__Records from a collection__:
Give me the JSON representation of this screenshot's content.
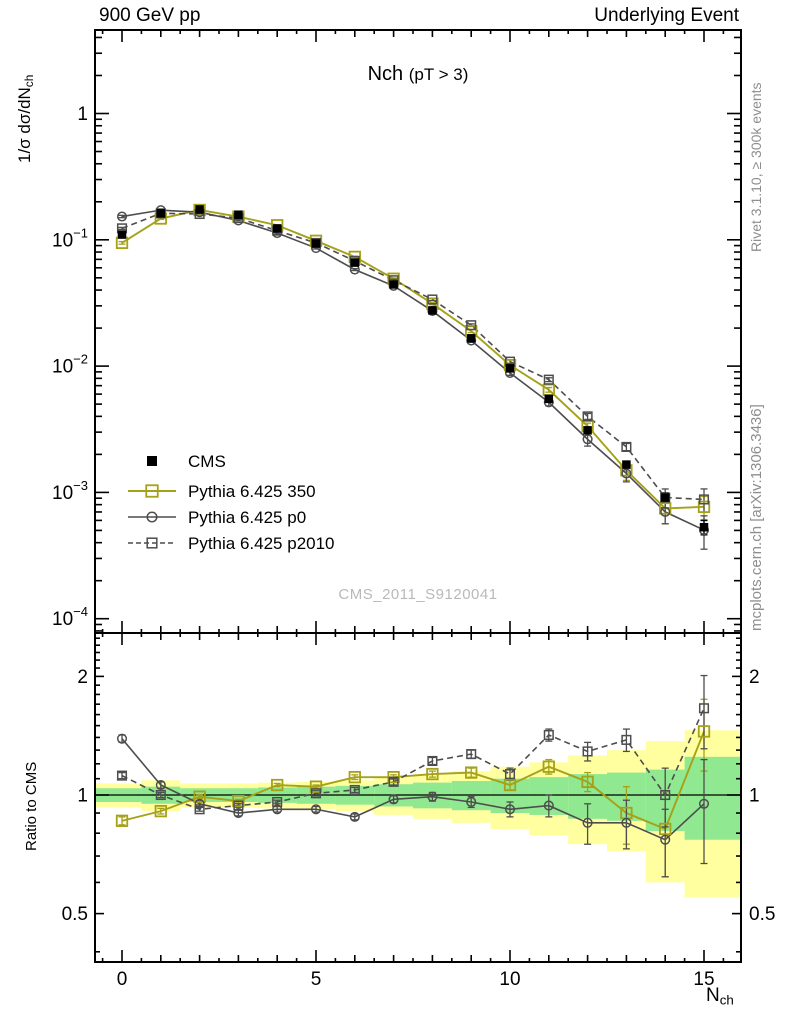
{
  "header": {
    "left": "900 GeV pp",
    "right": "Underlying Event"
  },
  "title": {
    "main": "Nch",
    "cut": "(pT >  3)"
  },
  "watermark": "CMS_2011_S9120041",
  "side_notes": {
    "top": "Rivet 3.1.10, ≥ 300k events",
    "bottom": "mcplots.cern.ch [arXiv:1306.3436]"
  },
  "axes": {
    "main_ylabel": "1/σ dσ/dN",
    "main_ylabel_sub": "ch",
    "ratio_ylabel": "Ratio to CMS",
    "xlabel": "N",
    "xlabel_sub": "ch",
    "x_ticks": [
      {
        "v": 0,
        "label": "0"
      },
      {
        "v": 5,
        "label": "5"
      },
      {
        "v": 10,
        "label": "10"
      },
      {
        "v": 15,
        "label": "15"
      }
    ],
    "main_y_ticks": [
      {
        "v": 1,
        "base": "1",
        "exp": ""
      },
      {
        "v": 0.1,
        "base": "10",
        "exp": "−1"
      },
      {
        "v": 0.01,
        "base": "10",
        "exp": "−2"
      },
      {
        "v": 0.001,
        "base": "10",
        "exp": "−3"
      },
      {
        "v": 0.0001,
        "base": "10",
        "exp": "−4"
      }
    ],
    "ratio_y_ticks": [
      {
        "v": 2,
        "label": "2"
      },
      {
        "v": 1,
        "label": "1"
      },
      {
        "v": 0.5,
        "label": "0.5"
      }
    ]
  },
  "chart_data": {
    "type": "line",
    "xlabel": "N_ch",
    "main_ylabel": "1/sigma dsigma/dN_ch",
    "ratio_ylabel": "Ratio to CMS",
    "x": [
      0,
      1,
      2,
      3,
      4,
      5,
      6,
      7,
      8,
      9,
      10,
      11,
      12,
      13,
      14,
      15
    ],
    "xlim": [
      -0.696,
      15.95
    ],
    "ylim_main": [
      7.6e-05,
      4.5
    ],
    "ylim_ratio": [
      0.376,
      2.58
    ],
    "cms": {
      "name": "CMS",
      "color": "#000000",
      "values": [
        0.11,
        0.162,
        0.174,
        0.158,
        0.123,
        0.0935,
        0.066,
        0.0443,
        0.0276,
        0.0166,
        0.0096,
        0.0055,
        0.0031,
        0.00166,
        0.00091,
        0.00053
      ],
      "rel_err": [
        0.01,
        0.008,
        0.008,
        0.008,
        0.008,
        0.01,
        0.01,
        0.012,
        0.015,
        0.02,
        0.025,
        0.03,
        0.04,
        0.06,
        0.09,
        0.13
      ]
    },
    "series": [
      {
        "name": "Pythia 6.425 350",
        "color": "#a5a118",
        "style": "solid",
        "marker": "square-open",
        "ratio": [
          0.86,
          0.91,
          0.99,
          0.965,
          1.06,
          1.05,
          1.11,
          1.11,
          1.13,
          1.14,
          1.06,
          1.18,
          1.08,
          0.9,
          0.82,
          1.45
        ],
        "ratio_err": [
          0.02,
          0.015,
          0.01,
          0.01,
          0.01,
          0.01,
          0.015,
          0.015,
          0.02,
          0.03,
          0.03,
          0.05,
          0.06,
          0.15,
          0.2,
          0.3
        ]
      },
      {
        "name": "Pythia 6.425 p0",
        "color": "#4d4d4d",
        "style": "solid",
        "marker": "circle-open",
        "ratio": [
          1.39,
          1.06,
          0.95,
          0.9,
          0.92,
          0.92,
          0.88,
          0.975,
          0.99,
          0.96,
          0.92,
          0.94,
          0.85,
          0.85,
          0.77,
          0.95
        ],
        "ratio_err": [
          0.03,
          0.02,
          0.015,
          0.015,
          0.015,
          0.015,
          0.015,
          0.02,
          0.025,
          0.03,
          0.04,
          0.06,
          0.1,
          0.12,
          0.15,
          0.28
        ]
      },
      {
        "name": "Pythia 6.425 p2010",
        "color": "#4d4d4d",
        "style": "dashed",
        "marker": "square-open",
        "ratio": [
          1.12,
          1.0,
          0.92,
          0.94,
          0.96,
          1.01,
          1.03,
          1.08,
          1.22,
          1.27,
          1.13,
          1.42,
          1.29,
          1.38,
          1.0,
          1.66
        ],
        "ratio_err": [
          0.02,
          0.015,
          0.01,
          0.01,
          0.01,
          0.015,
          0.015,
          0.02,
          0.025,
          0.03,
          0.04,
          0.05,
          0.07,
          0.09,
          0.17,
          0.35
        ]
      }
    ],
    "bands": {
      "green": {
        "color": "#90e890",
        "lo": [
          0.96,
          0.95,
          0.96,
          0.96,
          0.955,
          0.95,
          0.945,
          0.935,
          0.925,
          0.915,
          0.9,
          0.89,
          0.87,
          0.86,
          0.81,
          0.77
        ],
        "hi": [
          1.04,
          1.05,
          1.04,
          1.04,
          1.045,
          1.05,
          1.055,
          1.065,
          1.075,
          1.085,
          1.1,
          1.11,
          1.13,
          1.14,
          1.16,
          1.25
        ]
      },
      "yellow": {
        "color": "#ffffa0",
        "lo": [
          0.93,
          0.91,
          0.93,
          0.93,
          0.925,
          0.92,
          0.91,
          0.89,
          0.87,
          0.85,
          0.82,
          0.79,
          0.75,
          0.72,
          0.6,
          0.55
        ],
        "hi": [
          1.07,
          1.09,
          1.07,
          1.07,
          1.075,
          1.08,
          1.09,
          1.11,
          1.13,
          1.15,
          1.18,
          1.21,
          1.26,
          1.3,
          1.37,
          1.46
        ]
      }
    }
  }
}
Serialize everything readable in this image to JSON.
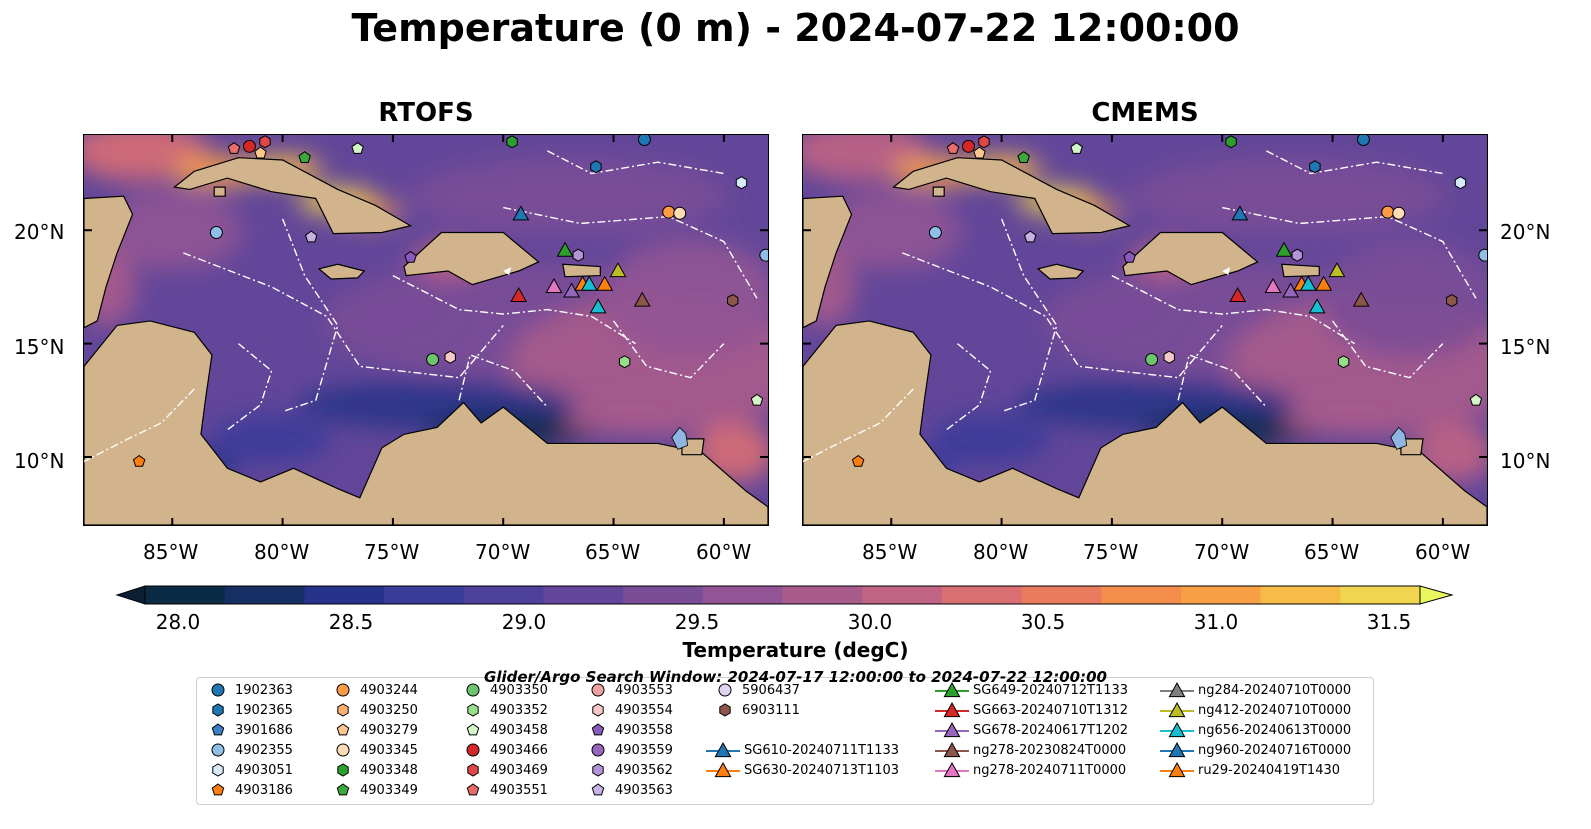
{
  "suptitle": "Temperature (0 m) - 2024-07-22 12:00:00",
  "panels": [
    {
      "title": "RTOFS"
    },
    {
      "title": "CMEMS"
    }
  ],
  "lat_ticks": [
    "20°N",
    "15°N",
    "10°N"
  ],
  "lon_ticks": [
    "85°W",
    "80°W",
    "75°W",
    "70°W",
    "65°W",
    "60°W"
  ],
  "map_extent": {
    "lon": [
      -89,
      -58
    ],
    "lat": [
      7,
      24.2
    ]
  },
  "colorbar": {
    "label": "Temperature (degC)",
    "ticks": [
      "28.0",
      "28.5",
      "29.0",
      "29.5",
      "30.0",
      "30.5",
      "31.0",
      "31.5"
    ],
    "range": [
      28.0,
      31.5
    ],
    "colors": [
      "#0b2a44",
      "#152e63",
      "#27338a",
      "#3a3c9a",
      "#4d419c",
      "#624699",
      "#7a4d97",
      "#925494",
      "#a95b8c",
      "#c16483",
      "#d96e73",
      "#ea7a5e",
      "#f48c4b",
      "#f8a046",
      "#f7bc48",
      "#f2d54e"
    ],
    "under_color": "#0d1f35",
    "over_color": "#e9f75c"
  },
  "land_color": "#d2b48c",
  "legend": {
    "title": "Glider/Argo Search Window: 2024-07-17 12:00:00 to 2024-07-22 12:00:00",
    "argo": [
      {
        "id": "1902363",
        "color": "#1f77b4",
        "marker": "circle"
      },
      {
        "id": "1902365",
        "color": "#1f77b4",
        "marker": "hexagon"
      },
      {
        "id": "3901686",
        "color": "#3b7fc4",
        "marker": "pentagon"
      },
      {
        "id": "4902355",
        "color": "#8fbfe6",
        "marker": "circle"
      },
      {
        "id": "4903051",
        "color": "#d6ebfa",
        "marker": "hexagon"
      },
      {
        "id": "4903186",
        "color": "#ff7f0e",
        "marker": "pentagon"
      },
      {
        "id": "4903244",
        "color": "#ff9a45",
        "marker": "circle"
      },
      {
        "id": "4903250",
        "color": "#ffb070",
        "marker": "hexagon"
      },
      {
        "id": "4903279",
        "color": "#ffc68f",
        "marker": "pentagon"
      },
      {
        "id": "4903345",
        "color": "#ffdcb4",
        "marker": "circle"
      },
      {
        "id": "4903348",
        "color": "#2ca02c",
        "marker": "hexagon"
      },
      {
        "id": "4903349",
        "color": "#3aab3a",
        "marker": "pentagon"
      },
      {
        "id": "4903350",
        "color": "#6cc56c",
        "marker": "circle"
      },
      {
        "id": "4903352",
        "color": "#98df8a",
        "marker": "hexagon"
      },
      {
        "id": "4903458",
        "color": "#d3f5c8",
        "marker": "pentagon"
      },
      {
        "id": "4903466",
        "color": "#d62728",
        "marker": "circle"
      },
      {
        "id": "4903469",
        "color": "#e04848",
        "marker": "hexagon"
      },
      {
        "id": "4903551",
        "color": "#ea6b6b",
        "marker": "pentagon"
      },
      {
        "id": "4903553",
        "color": "#f0a0a0",
        "marker": "circle"
      },
      {
        "id": "4903554",
        "color": "#f8c8c8",
        "marker": "hexagon"
      },
      {
        "id": "4903558",
        "color": "#8a5bbf",
        "marker": "pentagon"
      },
      {
        "id": "4903559",
        "color": "#9467bd",
        "marker": "circle"
      },
      {
        "id": "4903562",
        "color": "#b494d6",
        "marker": "hexagon"
      },
      {
        "id": "4903563",
        "color": "#c7b2e4",
        "marker": "pentagon"
      },
      {
        "id": "5906437",
        "color": "#e4d4f4",
        "marker": "circle"
      },
      {
        "id": "6903111",
        "color": "#8c564b",
        "marker": "hexagon"
      }
    ],
    "gliders": [
      {
        "id": "SG610-20240711T1133",
        "color": "#1f77b4"
      },
      {
        "id": "SG630-20240713T1103",
        "color": "#ff7f0e"
      },
      {
        "id": "SG649-20240712T1133",
        "color": "#2ca02c"
      },
      {
        "id": "SG663-20240710T1312",
        "color": "#d62728"
      },
      {
        "id": "SG678-20240617T1202",
        "color": "#9467bd"
      },
      {
        "id": "ng278-20230824T0000",
        "color": "#8c564b"
      },
      {
        "id": "ng278-20240711T0000",
        "color": "#e377c2"
      },
      {
        "id": "ng284-20240710T0000",
        "color": "#7f7f7f"
      },
      {
        "id": "ng412-20240710T0000",
        "color": "#bcbd22"
      },
      {
        "id": "ng656-20240613T0000",
        "color": "#17becf"
      },
      {
        "id": "ng960-20240716T0000",
        "color": "#1f77b4"
      },
      {
        "id": "ru29-20240419T1430",
        "color": "#ff7f0e"
      }
    ]
  }
}
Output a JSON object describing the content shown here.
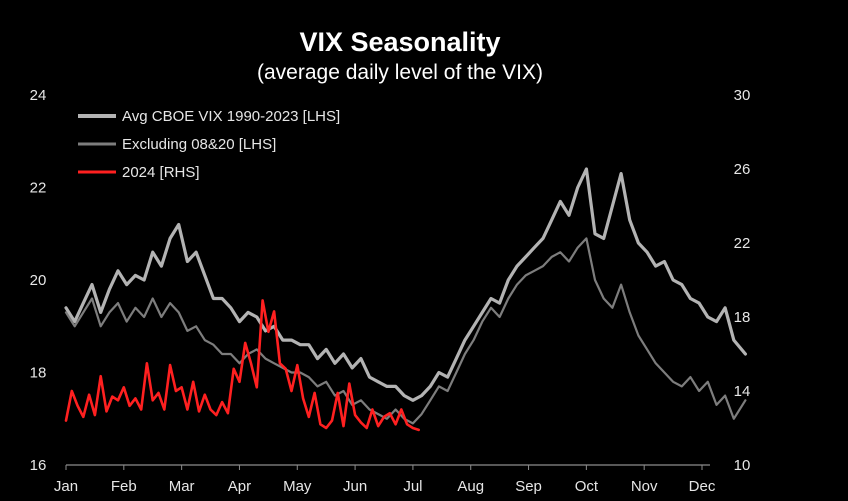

__What this task involves__: Select every line above that contains the word "JSON", and copy it.

__Solution to this task__:
Give me the JSON representation of this screenshot's content.
Serialize everything readable in this image to JSON.
Output a JSON object describing the content shown here.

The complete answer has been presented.